- **WHAT IS EXPECTED**
Write out all the lines again, precisely as they stand, but without the images.

- **TASK INPUTS**
(begin)

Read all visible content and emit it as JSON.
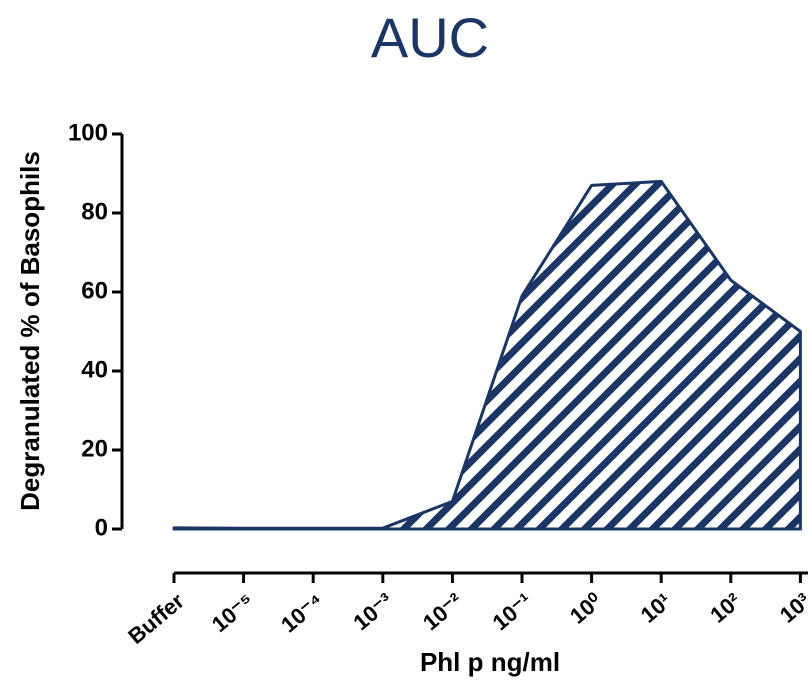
{
  "chart_data": {
    "type": "area",
    "title": "AUC",
    "x_label": "Phl p ng/ml",
    "y_label": "Degranulated % of Basophils",
    "categories": [
      "Buffer",
      "10⁻⁵",
      "10⁻⁴",
      "10⁻³",
      "10⁻²",
      "10⁻¹",
      "10⁰",
      "10¹",
      "10²",
      "10³"
    ],
    "values": [
      0.3,
      0.2,
      0.2,
      0.2,
      7,
      59,
      87,
      88,
      63,
      50
    ],
    "color": "#1b3564",
    "ylim": [
      0,
      100
    ],
    "yticks": [
      0,
      20,
      40,
      60,
      80,
      100
    ]
  }
}
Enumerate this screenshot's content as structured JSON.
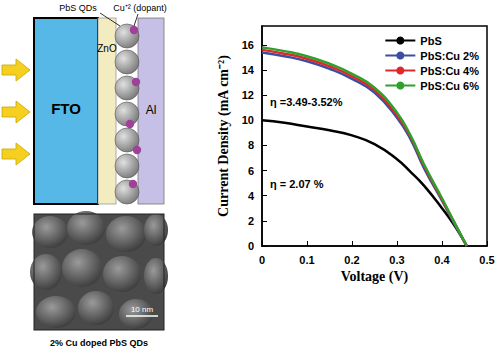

(end)

- **REPLY TO THE EXERCISE**
Read all visible content and emit it as JSON.
{
  "chart_data": {
    "type": "area",
    "title": "AUC",
    "x_label": "Phl p ng/ml",
    "y_label": "Degranulated % of Basophils",
    "categories": [
      "Buffer",
      "10⁻⁵",
      "10⁻⁴",
      "10⁻³",
      "10⁻²",
      "10⁻¹",
      "10⁰",
      "10¹",
      "10²",
      "10³"
    ],
    "values": [
      0.3,
      0.2,
      0.2,
      0.2,
      7,
      59,
      87,
      88,
      63,
      50
    ],
    "color": "#1b3564",
    "ylim": [
      0,
      100
    ],
    "yticks": [
      0,
      20,
      40,
      60,
      80,
      100
    ]
  }
}
Enumerate this screenshot's content as structured JSON.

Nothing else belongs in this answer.